- [Required task] The entire listing is to be repeated verbatim.

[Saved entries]

☆ ☆ ☆ ☆ ☆

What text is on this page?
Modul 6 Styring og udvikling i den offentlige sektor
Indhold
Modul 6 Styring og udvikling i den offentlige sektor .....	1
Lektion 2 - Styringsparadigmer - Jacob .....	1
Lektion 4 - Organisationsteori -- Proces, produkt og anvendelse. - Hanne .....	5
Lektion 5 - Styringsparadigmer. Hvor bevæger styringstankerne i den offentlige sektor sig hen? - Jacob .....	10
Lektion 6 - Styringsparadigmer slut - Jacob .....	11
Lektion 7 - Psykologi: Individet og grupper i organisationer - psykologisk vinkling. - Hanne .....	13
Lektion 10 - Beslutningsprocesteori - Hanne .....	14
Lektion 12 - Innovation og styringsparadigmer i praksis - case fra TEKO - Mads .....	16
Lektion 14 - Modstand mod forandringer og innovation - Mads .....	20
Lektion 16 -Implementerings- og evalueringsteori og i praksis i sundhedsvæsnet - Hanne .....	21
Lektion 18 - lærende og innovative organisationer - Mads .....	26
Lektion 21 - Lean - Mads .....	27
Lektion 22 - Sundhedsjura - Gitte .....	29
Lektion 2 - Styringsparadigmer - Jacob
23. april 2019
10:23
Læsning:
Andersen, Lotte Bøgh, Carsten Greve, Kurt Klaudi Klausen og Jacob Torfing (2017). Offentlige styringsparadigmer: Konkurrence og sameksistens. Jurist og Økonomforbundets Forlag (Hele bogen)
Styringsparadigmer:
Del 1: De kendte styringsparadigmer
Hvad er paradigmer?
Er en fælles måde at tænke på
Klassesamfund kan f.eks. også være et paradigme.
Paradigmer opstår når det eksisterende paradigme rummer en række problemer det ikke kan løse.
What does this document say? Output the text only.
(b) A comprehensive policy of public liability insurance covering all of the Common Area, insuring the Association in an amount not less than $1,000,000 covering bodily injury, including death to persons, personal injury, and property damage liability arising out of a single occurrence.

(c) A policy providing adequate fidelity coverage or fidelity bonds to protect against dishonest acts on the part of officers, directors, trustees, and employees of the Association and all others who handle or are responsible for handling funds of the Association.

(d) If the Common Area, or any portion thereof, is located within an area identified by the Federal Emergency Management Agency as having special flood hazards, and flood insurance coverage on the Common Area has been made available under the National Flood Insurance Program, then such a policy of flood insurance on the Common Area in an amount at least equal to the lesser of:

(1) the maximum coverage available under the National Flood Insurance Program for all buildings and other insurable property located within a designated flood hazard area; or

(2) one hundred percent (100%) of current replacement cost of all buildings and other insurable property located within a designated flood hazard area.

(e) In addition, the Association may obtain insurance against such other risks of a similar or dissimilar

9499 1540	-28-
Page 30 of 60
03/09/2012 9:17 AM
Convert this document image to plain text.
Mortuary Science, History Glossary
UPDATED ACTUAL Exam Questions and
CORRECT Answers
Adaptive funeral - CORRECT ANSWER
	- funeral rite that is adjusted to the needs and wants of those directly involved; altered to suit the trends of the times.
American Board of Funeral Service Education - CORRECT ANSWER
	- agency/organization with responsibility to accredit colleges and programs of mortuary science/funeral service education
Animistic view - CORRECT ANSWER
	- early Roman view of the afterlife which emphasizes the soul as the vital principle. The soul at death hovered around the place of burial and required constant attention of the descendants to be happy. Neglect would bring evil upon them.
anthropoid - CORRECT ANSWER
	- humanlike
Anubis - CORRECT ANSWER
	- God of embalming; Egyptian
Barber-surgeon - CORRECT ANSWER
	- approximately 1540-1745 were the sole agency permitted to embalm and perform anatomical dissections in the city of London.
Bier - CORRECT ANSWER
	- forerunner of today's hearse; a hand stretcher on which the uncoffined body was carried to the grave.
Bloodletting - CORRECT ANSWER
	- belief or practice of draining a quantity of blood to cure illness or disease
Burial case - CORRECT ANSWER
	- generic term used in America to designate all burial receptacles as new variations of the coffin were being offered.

☆ ☆ ☆ ☆ ☆

- [In response]
What text is on this page?
Modul 6 Styring og udvikling i den offentlige sektor
Indhold
Modul 6 Styring og udvikling i den offentlige sektor .....	1
Lektion 2 - Styringsparadigmer - Jacob .....	1
Lektion 4 - Organisationsteori -- Proces, produkt og anvendelse. - Hanne .....	5
Lektion 5 - Styringsparadigmer. Hvor bevæger styringstankerne i den offentlige sektor sig hen? - Jacob .....	10
Lektion 6 - Styringsparadigmer slut - Jacob .....	11
Lektion 7 - Psykologi: Individet og grupper i organisationer - psykologisk vinkling. - Hanne .....	13
Lektion 10 - Beslutningsprocesteori - Hanne .....	14
Lektion 12 - Innovation og styringsparadigmer i praksis - case fra TEKO - Mads .....	16
Lektion 14 - Modstand mod forandringer og innovation - Mads .....	20
Lektion 16 -Implementerings- og evalueringsteori og i praksis i sundhedsvæsnet - Hanne .....	21
Lektion 18 - lærende og innovative organisationer - Mads .....	26
Lektion 21 - Lean - Mads .....	27
Lektion 22 - Sundhedsjura - Gitte .....	29
Lektion 2 - Styringsparadigmer - Jacob
23. april 2019
10:23
Læsning:
Andersen, Lotte Bøgh, Carsten Greve, Kurt Klaudi Klausen og Jacob Torfing (2017). Offentlige styringsparadigmer: Konkurrence og sameksistens. Jurist og Økonomforbundets Forlag (Hele bogen)
Styringsparadigmer:
Del 1: De kendte styringsparadigmer
Hvad er paradigmer?
Er en fælles måde at tænke på
Klassesamfund kan f.eks. også være et paradigme.
Paradigmer opstår når det eksisterende paradigme rummer en række problemer det ikke kan løse.
What does this document say? Output the text only.
(b) A comprehensive policy of public liability insurance covering all of the Common Area, insuring the Association in an amount not less than $1,000,000 covering bodily injury, including death to persons, personal injury, and property damage liability arising out of a single occurrence.

(c) A policy providing adequate fidelity coverage or fidelity bonds to protect against dishonest acts on the part of officers, directors, trustees, and employees of the Association and all others who handle or are responsible for handling funds of the Association.

(d) If the Common Area, or any portion thereof, is located within an area identified by the Federal Emergency Management Agency as having special flood hazards, and flood insurance coverage on the Common Area has been made available under the National Flood Insurance Program, then such a policy of flood insurance on the Common Area in an amount at least equal to the lesser of:

(1) the maximum coverage available under the National Flood Insurance Program for all buildings and other insurable property located within a designated flood hazard area; or

(2) one hundred percent (100%) of current replacement cost of all buildings and other insurable property located within a designated flood hazard area.

(e) In addition, the Association may obtain insurance against such other risks of a similar or dissimilar

9499 1540	-28-
Page 30 of 60
03/09/2012 9:17 AM
Convert this document image to plain text.
Mortuary Science, History Glossary
UPDATED ACTUAL Exam Questions and
CORRECT Answers
Adaptive funeral - CORRECT ANSWER
	- funeral rite that is adjusted to the needs and wants of those directly involved; altered to suit the trends of the times.
American Board of Funeral Service Education - CORRECT ANSWER
	- agency/organization with responsibility to accredit colleges and programs of mortuary science/funeral service education
Animistic view - CORRECT ANSWER
	- early Roman view of the afterlife which emphasizes the soul as the vital principle. The soul at death hovered around the place of burial and required constant attention of the descendants to be happy. Neglect would bring evil upon them.
anthropoid - CORRECT ANSWER
	- humanlike
Anubis - CORRECT ANSWER
	- God of embalming; Egyptian
Barber-surgeon - CORRECT ANSWER
	- approximately 1540-1745 were the sole agency permitted to embalm and perform anatomical dissections in the city of London.
Bier - CORRECT ANSWER
	- forerunner of today's hearse; a hand stretcher on which the uncoffined body was carried to the grave.
Bloodletting - CORRECT ANSWER
	- belief or practice of draining a quantity of blood to cure illness or disease
Burial case - CORRECT ANSWER
	- generic term used in America to designate all burial receptacles as new variations of the coffin were being offered.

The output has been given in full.